What is required> Verbatim output of all the material below is required.

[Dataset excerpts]

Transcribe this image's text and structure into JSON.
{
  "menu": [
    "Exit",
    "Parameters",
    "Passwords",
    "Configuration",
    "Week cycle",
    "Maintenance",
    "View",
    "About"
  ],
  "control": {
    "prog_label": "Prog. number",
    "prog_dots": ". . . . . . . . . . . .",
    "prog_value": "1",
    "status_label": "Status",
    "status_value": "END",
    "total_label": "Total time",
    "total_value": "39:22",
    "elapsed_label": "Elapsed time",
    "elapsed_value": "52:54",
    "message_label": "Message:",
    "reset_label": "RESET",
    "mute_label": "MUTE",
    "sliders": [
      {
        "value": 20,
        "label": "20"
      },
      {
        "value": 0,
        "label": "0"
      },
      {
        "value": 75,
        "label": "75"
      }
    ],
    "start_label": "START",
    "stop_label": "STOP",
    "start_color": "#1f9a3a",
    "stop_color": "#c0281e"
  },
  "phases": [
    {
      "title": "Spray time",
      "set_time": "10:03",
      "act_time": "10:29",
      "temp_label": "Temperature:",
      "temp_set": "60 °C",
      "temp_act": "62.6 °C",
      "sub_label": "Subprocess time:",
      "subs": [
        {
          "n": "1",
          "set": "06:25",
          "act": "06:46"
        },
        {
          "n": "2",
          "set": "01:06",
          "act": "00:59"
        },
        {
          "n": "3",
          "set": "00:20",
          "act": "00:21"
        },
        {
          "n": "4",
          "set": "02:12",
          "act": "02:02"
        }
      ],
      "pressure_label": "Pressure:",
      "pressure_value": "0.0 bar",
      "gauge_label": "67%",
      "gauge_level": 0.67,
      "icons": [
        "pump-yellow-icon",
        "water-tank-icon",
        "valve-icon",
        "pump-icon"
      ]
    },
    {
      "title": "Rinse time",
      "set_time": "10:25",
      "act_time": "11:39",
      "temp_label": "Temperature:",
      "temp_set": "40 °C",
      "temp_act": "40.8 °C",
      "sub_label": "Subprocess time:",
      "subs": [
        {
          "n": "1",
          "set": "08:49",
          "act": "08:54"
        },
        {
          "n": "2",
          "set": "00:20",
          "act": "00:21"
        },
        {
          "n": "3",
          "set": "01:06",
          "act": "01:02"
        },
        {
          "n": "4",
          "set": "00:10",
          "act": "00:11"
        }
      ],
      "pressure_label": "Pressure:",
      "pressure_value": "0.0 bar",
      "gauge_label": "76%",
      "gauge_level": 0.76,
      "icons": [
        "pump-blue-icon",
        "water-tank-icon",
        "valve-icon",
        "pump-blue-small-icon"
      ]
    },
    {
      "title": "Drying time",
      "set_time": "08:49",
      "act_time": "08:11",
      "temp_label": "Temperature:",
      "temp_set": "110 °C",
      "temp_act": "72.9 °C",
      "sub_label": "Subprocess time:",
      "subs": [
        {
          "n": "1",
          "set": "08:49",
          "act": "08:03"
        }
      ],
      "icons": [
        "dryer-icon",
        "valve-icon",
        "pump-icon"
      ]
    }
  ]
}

Expected answer>
Transcribe this image's text and structure into JSON.
{
  "menu": [
    "Exit",
    "Parameters",
    "Passwords",
    "Configuration",
    "Week cycle",
    "Maintenance",
    "View",
    "About"
  ],
  "control": {
    "prog_label": "Prog. number",
    "prog_dots": ". . . . . . . . . . . .",
    "prog_value": "1",
    "status_label": "Status",
    "status_value": "END",
    "total_label": "Total time",
    "total_value": "39:22",
    "elapsed_label": "Elapsed time",
    "elapsed_value": "52:54",
    "message_label": "Message:",
    "reset_label": "RESET",
    "mute_label": "MUTE",
    "sliders": [
      {
        "value": 20,
        "label": "20"
      },
      {
        "value": 0,
        "label": "0"
      },
      {
        "value": 75,
        "label": "75"
      }
    ],
    "start_label": "START",
    "stop_label": "STOP",
    "start_color": "#1f9a3a",
    "stop_color": "#c0281e"
  },
  "phases": [
    {
      "title": "Spray time",
      "set_time": "10:03",
      "act_time": "10:29",
      "temp_label": "Temperature:",
      "temp_set": "60 °C",
      "temp_act": "62.6 °C",
      "sub_label": "Subprocess time:",
      "subs": [
        {
          "n": "1",
          "set": "06:25",
          "act": "06:46"
        },
        {
          "n": "2",
          "set": "01:06",
          "act": "00:59"
        },
        {
          "n": "3",
          "set": "00:20",
          "act": "00:21"
        },
        {
          "n": "4",
          "set": "02:12",
          "act": "02:02"
        }
      ],
      "pressure_label": "Pressure:",
      "pressure_value": "0.0 bar",
      "gauge_label": "67%",
      "gauge_level": 0.67,
      "icons": [
        "pump-yellow-icon",
        "water-tank-icon",
        "valve-icon",
        "pump-icon"
      ]
    },
    {
      "title": "Rinse time",
      "set_time": "10:25",
      "act_time": "11:39",
      "temp_label": "Temperature:",
      "temp_set": "40 °C",
      "temp_act": "40.8 °C",
      "sub_label": "Subprocess time:",
      "subs": [
        {
          "n": "1",
          "set": "08:49",
          "act": "08:54"
        },
        {
          "n": "2",
          "set": "00:20",
          "act": "00:21"
        },
        {
          "n": "3",
          "set": "01:06",
          "act": "01:02"
        },
        {
          "n": "4",
          "set": "00:10",
          "act": "00:11"
        }
      ],
      "pressure_label": "Pressure:",
      "pressure_value": "0.0 bar",
      "gauge_label": "76%",
      "gauge_level": 0.76,
      "icons": [
        "pump-blue-icon",
        "water-tank-icon",
        "valve-icon",
        "pump-blue-small-icon"
      ]
    },
    {
      "title": "Drying time",
      "set_time": "08:49",
      "act_time": "08:11",
      "temp_label": "Temperature:",
      "temp_set": "110 °C",
      "temp_act": "72.9 °C",
      "sub_label": "Subprocess time:",
      "subs": [
        {
          "n": "1",
          "set": "08:49",
          "act": "08:03"
        }
      ],
      "icons": [
        "dryer-icon",
        "valve-icon",
        "pump-icon"
      ]
    }
  ]
}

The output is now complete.